Supplied records:
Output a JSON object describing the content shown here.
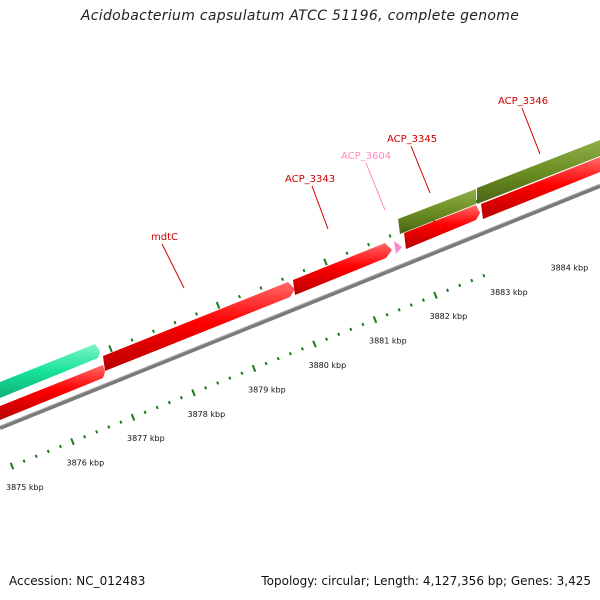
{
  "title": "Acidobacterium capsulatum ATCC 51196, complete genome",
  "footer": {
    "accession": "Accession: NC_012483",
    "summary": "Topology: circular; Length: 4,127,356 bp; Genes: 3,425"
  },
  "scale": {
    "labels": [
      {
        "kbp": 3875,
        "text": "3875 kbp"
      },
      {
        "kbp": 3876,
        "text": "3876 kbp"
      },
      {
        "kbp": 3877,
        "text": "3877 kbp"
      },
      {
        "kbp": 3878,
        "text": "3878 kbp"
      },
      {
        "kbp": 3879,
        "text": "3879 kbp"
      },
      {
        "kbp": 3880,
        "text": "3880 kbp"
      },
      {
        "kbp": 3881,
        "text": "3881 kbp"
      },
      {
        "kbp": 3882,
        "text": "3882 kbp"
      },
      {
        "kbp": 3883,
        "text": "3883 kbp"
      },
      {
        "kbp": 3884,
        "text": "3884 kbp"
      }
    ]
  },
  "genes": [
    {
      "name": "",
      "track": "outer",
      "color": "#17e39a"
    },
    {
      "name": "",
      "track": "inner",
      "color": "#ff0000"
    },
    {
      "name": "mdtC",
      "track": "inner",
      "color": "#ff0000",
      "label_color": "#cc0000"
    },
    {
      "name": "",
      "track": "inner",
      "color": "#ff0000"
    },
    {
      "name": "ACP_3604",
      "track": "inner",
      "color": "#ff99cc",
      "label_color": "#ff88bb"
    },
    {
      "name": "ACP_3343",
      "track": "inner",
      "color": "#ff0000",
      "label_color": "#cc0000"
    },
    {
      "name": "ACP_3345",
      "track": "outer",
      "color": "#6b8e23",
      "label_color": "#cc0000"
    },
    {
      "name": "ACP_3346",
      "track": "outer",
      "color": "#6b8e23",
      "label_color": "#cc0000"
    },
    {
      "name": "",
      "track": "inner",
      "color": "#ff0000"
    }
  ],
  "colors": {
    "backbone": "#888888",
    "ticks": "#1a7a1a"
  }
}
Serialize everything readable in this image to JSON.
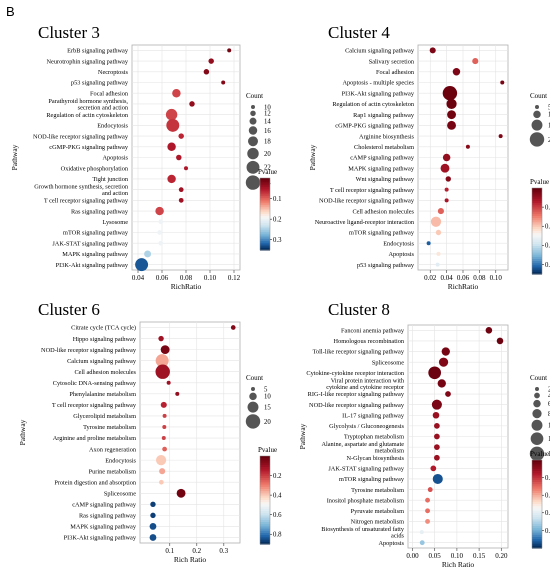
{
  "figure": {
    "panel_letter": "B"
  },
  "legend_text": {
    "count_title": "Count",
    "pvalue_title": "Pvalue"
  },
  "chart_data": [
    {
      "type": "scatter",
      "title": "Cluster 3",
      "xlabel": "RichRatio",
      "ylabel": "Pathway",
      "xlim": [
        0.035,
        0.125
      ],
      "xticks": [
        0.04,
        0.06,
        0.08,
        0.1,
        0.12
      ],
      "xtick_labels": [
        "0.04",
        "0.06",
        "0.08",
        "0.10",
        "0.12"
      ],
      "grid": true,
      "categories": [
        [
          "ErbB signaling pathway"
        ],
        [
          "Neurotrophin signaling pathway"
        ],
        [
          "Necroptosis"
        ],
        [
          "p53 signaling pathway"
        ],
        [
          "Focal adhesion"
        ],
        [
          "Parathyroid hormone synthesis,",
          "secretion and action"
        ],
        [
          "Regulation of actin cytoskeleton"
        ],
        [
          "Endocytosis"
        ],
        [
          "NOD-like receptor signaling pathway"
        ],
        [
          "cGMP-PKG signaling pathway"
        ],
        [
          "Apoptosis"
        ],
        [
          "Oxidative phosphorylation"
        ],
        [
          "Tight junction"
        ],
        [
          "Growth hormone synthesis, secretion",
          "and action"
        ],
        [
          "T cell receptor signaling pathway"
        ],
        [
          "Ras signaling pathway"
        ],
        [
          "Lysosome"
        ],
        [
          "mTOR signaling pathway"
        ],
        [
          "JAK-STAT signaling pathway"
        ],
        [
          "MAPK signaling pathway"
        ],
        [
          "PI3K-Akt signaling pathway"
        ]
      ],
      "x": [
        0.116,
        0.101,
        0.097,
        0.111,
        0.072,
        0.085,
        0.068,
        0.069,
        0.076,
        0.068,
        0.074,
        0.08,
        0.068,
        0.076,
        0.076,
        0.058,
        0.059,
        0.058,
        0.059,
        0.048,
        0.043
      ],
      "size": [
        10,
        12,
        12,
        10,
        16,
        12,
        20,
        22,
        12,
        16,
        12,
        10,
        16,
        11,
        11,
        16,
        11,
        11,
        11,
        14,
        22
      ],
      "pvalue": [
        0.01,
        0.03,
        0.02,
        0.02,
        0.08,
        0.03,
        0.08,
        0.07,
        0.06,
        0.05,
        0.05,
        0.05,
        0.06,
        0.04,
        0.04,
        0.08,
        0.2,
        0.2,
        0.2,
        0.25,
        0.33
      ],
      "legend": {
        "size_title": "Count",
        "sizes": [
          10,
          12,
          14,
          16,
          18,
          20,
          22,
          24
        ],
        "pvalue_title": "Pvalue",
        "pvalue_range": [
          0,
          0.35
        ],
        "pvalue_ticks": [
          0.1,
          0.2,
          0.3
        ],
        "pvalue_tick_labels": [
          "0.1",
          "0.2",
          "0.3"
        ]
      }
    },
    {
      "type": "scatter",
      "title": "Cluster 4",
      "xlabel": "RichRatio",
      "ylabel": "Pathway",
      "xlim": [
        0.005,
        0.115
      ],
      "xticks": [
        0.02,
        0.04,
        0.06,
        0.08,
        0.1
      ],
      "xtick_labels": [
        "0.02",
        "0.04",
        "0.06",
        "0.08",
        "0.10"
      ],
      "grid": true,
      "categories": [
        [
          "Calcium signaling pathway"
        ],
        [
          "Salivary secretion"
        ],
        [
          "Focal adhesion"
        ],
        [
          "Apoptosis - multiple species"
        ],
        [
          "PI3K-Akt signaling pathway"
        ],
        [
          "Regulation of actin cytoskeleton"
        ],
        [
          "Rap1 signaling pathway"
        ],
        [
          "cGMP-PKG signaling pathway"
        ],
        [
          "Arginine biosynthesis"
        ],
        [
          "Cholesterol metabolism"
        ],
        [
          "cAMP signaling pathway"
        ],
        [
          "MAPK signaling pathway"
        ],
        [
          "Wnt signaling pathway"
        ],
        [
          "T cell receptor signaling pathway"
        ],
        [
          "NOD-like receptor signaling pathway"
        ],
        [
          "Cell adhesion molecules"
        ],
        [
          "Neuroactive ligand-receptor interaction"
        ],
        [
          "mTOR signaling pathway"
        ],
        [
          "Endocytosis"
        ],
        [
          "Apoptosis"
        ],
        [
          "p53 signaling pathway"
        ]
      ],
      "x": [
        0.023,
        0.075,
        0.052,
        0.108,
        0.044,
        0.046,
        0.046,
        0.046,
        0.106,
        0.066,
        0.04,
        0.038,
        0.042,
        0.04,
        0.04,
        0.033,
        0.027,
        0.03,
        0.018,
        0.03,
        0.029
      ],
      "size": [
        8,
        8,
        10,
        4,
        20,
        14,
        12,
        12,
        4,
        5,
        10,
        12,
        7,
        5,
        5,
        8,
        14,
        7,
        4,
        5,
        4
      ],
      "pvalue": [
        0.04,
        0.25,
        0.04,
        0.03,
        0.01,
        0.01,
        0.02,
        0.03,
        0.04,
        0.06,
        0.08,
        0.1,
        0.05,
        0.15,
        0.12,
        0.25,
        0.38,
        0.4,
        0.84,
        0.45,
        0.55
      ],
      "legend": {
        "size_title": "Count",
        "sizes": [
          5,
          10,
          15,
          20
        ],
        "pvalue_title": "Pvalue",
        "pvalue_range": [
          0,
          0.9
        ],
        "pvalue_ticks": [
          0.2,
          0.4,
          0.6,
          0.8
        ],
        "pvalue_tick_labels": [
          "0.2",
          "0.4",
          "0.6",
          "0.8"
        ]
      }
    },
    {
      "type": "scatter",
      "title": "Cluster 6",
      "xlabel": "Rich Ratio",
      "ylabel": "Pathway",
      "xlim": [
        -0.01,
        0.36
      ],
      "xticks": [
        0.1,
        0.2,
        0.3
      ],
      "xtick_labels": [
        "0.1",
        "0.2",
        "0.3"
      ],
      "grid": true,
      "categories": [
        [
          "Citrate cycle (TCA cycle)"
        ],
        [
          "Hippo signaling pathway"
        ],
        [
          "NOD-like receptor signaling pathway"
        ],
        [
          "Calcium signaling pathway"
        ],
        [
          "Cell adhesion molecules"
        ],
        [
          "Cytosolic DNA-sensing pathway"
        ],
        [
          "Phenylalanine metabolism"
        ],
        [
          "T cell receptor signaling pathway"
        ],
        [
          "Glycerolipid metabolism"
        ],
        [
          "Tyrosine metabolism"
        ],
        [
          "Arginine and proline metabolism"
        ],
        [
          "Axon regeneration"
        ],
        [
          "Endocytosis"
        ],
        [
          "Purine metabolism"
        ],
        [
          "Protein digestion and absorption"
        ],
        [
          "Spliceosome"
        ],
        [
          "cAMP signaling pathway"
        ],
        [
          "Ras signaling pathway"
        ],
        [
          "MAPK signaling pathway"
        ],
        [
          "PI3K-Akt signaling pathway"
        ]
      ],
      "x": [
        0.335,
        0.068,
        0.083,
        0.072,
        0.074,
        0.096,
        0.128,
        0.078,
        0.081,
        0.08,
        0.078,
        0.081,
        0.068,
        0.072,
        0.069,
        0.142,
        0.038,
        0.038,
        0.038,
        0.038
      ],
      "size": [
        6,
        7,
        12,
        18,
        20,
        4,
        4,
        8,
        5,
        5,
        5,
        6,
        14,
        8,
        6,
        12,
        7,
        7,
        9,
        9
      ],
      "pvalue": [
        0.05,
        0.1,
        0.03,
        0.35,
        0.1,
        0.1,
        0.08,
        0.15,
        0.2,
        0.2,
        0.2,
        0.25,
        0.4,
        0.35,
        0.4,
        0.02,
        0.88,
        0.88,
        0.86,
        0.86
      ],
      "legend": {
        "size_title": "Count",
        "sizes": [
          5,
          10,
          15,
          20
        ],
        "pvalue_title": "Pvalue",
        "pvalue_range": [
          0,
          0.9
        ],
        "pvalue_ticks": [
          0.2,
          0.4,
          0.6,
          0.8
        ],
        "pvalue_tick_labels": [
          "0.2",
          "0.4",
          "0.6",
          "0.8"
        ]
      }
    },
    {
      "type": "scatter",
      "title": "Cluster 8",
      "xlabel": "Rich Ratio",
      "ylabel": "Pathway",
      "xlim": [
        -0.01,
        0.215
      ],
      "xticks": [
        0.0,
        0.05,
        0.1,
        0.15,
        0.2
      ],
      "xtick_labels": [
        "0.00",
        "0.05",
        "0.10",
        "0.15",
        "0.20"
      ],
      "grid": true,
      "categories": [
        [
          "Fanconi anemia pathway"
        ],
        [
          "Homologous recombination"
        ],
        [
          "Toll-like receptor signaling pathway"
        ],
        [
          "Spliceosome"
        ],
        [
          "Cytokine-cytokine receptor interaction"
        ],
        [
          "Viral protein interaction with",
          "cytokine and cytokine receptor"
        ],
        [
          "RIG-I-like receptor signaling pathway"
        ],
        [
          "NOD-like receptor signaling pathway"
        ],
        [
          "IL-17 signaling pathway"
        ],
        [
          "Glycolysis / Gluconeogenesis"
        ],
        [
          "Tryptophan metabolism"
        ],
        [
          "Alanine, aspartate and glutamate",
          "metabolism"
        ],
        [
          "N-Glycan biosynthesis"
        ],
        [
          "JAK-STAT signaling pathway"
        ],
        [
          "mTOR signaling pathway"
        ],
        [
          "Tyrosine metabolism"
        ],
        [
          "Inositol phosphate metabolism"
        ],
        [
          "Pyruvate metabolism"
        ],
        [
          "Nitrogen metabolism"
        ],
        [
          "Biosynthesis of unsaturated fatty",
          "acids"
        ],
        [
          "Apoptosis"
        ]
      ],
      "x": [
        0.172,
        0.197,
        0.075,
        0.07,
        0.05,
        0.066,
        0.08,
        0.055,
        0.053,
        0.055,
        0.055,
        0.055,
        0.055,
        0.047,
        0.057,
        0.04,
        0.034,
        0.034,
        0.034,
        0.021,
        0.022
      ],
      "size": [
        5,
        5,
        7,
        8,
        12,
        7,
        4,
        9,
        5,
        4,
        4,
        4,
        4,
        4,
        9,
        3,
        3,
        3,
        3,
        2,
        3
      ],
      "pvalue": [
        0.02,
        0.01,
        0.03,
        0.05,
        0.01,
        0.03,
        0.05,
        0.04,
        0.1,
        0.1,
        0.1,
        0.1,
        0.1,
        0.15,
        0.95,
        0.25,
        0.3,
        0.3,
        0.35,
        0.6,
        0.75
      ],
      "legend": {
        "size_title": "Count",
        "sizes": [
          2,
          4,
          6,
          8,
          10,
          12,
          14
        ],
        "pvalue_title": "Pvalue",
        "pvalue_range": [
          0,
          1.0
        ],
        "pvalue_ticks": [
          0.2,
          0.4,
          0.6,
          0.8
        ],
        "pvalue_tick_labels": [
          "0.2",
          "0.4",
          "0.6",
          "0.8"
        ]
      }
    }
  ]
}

--

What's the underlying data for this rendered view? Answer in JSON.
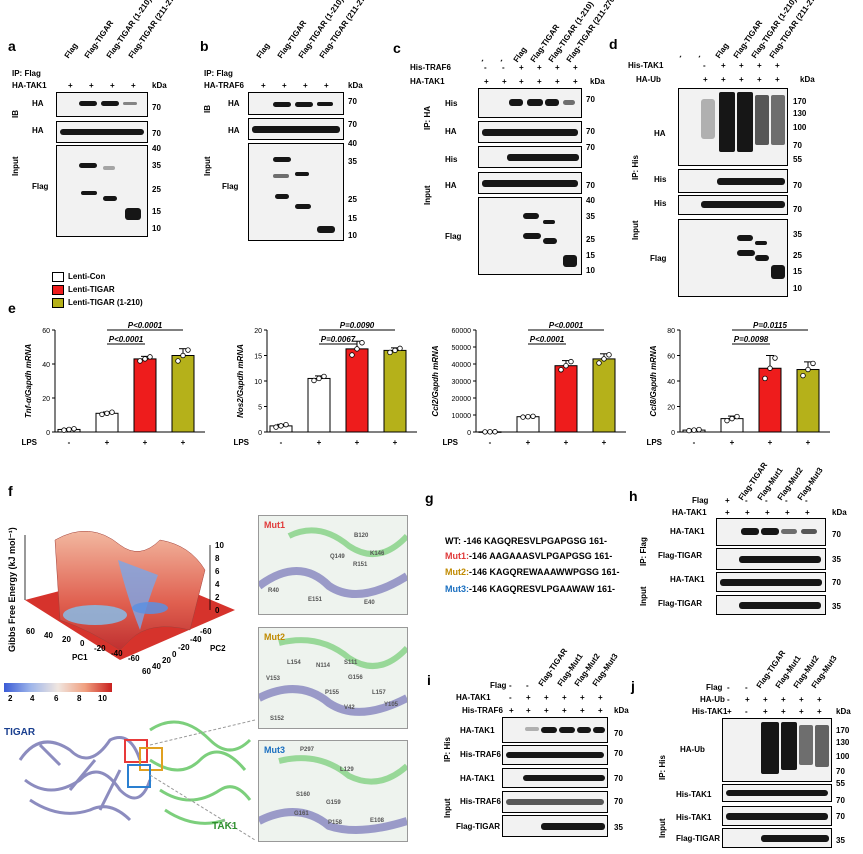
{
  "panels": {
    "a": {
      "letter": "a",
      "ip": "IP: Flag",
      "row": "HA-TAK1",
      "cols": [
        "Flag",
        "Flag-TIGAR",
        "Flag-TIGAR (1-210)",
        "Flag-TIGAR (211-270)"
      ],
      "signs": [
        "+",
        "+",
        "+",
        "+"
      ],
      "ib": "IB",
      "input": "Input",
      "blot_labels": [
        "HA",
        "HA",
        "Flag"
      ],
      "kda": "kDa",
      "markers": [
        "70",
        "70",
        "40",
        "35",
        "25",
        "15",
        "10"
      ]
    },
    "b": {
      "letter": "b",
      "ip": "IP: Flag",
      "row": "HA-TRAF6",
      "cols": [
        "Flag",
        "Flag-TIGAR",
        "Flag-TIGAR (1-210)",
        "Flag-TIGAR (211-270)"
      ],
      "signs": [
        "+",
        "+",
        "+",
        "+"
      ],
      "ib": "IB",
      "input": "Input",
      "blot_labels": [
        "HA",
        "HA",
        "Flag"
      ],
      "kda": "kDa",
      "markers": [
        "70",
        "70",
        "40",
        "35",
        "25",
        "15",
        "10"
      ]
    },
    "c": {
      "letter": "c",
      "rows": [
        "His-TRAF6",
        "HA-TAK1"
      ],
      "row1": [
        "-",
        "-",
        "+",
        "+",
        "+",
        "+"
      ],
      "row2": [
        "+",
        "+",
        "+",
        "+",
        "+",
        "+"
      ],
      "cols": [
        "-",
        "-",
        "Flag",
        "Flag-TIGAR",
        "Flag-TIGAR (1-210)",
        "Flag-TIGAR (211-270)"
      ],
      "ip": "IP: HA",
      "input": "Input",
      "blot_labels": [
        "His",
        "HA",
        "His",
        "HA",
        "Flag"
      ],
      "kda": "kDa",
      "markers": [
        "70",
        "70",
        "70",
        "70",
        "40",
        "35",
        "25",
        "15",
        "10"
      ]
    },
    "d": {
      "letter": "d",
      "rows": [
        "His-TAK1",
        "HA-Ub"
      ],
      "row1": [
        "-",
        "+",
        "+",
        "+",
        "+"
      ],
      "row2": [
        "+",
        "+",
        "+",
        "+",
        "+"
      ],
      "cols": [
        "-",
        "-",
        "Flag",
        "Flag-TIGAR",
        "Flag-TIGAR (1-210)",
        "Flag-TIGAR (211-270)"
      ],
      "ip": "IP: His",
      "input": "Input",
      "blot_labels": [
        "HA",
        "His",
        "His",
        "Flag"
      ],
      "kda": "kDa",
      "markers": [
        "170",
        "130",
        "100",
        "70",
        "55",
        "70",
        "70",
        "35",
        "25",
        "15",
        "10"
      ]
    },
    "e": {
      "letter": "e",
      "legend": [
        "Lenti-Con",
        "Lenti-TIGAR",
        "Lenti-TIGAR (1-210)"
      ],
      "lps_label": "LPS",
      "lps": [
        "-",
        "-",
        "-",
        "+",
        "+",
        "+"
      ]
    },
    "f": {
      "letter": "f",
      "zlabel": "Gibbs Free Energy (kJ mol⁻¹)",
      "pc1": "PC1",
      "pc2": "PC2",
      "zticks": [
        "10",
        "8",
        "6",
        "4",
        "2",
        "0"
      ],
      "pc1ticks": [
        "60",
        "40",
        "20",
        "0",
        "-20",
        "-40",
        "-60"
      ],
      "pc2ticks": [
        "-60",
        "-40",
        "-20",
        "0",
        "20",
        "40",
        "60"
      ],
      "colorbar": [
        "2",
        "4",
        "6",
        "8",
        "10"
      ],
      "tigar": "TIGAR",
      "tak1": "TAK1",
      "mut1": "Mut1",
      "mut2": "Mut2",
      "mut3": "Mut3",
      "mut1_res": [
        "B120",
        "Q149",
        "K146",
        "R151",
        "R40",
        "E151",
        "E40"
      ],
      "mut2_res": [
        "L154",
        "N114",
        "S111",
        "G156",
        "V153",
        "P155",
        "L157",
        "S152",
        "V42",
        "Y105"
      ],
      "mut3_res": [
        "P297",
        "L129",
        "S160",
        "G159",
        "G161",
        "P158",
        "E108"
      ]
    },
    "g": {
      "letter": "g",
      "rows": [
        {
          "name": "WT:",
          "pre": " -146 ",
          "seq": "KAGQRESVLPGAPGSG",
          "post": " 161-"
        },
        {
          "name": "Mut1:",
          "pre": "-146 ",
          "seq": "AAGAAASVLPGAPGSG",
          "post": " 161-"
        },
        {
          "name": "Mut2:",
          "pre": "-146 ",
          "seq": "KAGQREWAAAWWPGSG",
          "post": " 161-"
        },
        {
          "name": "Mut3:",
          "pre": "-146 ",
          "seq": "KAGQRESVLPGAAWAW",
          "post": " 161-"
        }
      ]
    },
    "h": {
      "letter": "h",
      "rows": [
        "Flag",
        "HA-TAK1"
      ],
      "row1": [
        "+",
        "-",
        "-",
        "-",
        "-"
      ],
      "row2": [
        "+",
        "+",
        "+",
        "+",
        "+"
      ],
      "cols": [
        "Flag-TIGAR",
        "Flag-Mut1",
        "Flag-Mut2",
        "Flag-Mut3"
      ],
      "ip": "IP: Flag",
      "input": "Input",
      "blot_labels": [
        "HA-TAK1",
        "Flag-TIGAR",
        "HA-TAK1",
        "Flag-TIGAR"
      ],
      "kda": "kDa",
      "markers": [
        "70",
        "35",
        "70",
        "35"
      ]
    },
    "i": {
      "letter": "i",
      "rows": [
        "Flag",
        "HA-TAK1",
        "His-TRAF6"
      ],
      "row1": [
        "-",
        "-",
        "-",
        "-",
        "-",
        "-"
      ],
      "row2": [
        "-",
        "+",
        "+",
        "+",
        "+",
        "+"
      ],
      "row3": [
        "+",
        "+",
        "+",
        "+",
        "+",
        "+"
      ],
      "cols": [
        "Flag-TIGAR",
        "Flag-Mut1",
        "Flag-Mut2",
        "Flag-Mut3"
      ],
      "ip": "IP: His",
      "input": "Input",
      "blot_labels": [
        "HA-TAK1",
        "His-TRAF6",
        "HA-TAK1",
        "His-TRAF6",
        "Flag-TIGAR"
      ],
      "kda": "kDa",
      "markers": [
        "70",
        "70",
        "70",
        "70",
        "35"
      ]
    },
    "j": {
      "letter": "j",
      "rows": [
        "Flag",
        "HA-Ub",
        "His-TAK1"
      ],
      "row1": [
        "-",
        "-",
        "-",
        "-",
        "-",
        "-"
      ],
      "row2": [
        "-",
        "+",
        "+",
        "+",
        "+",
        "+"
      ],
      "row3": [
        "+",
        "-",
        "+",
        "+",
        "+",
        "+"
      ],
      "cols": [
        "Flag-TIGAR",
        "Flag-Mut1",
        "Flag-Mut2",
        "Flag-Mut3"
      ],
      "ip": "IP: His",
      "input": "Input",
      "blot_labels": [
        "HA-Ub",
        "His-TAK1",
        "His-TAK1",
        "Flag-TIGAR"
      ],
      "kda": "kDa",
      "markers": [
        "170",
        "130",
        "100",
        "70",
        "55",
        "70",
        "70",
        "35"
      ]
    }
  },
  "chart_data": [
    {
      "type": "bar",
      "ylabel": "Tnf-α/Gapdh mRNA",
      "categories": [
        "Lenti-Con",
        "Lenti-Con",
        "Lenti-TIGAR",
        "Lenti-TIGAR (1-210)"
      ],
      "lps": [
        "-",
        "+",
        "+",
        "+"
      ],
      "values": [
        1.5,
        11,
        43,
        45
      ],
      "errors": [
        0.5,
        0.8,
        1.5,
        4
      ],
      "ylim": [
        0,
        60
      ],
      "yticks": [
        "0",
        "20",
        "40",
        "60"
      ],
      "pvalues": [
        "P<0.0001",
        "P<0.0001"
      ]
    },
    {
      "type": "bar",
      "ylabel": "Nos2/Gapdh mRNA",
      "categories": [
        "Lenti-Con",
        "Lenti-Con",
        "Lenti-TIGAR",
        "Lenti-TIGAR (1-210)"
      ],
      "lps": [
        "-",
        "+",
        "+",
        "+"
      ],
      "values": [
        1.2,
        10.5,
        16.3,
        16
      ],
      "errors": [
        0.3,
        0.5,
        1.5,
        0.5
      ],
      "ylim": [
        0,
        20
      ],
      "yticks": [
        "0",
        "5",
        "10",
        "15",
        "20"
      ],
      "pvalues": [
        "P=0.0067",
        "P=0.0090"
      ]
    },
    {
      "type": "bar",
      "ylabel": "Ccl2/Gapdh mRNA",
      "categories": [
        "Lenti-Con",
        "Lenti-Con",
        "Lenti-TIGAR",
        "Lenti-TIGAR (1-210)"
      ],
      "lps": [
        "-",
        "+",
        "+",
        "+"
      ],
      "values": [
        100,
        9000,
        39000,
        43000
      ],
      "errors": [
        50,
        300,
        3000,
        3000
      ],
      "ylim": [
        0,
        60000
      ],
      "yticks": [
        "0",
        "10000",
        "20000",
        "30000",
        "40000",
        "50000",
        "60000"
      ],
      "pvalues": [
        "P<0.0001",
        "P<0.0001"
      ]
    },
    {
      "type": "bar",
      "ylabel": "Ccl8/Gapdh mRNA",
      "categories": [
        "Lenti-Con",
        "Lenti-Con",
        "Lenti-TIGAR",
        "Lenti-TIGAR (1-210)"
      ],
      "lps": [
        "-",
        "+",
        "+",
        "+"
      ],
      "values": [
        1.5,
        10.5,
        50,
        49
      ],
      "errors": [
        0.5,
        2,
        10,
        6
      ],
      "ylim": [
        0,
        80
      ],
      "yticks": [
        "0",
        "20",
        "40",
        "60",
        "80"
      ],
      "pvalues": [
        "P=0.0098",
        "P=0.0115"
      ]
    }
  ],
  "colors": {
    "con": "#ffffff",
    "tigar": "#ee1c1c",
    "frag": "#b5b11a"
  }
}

Your assignment: If a line in the data above includes the string "Arginine", copy it.

Response:
          "Arginine biosynthesis"
          "Arginine and proline metabolism"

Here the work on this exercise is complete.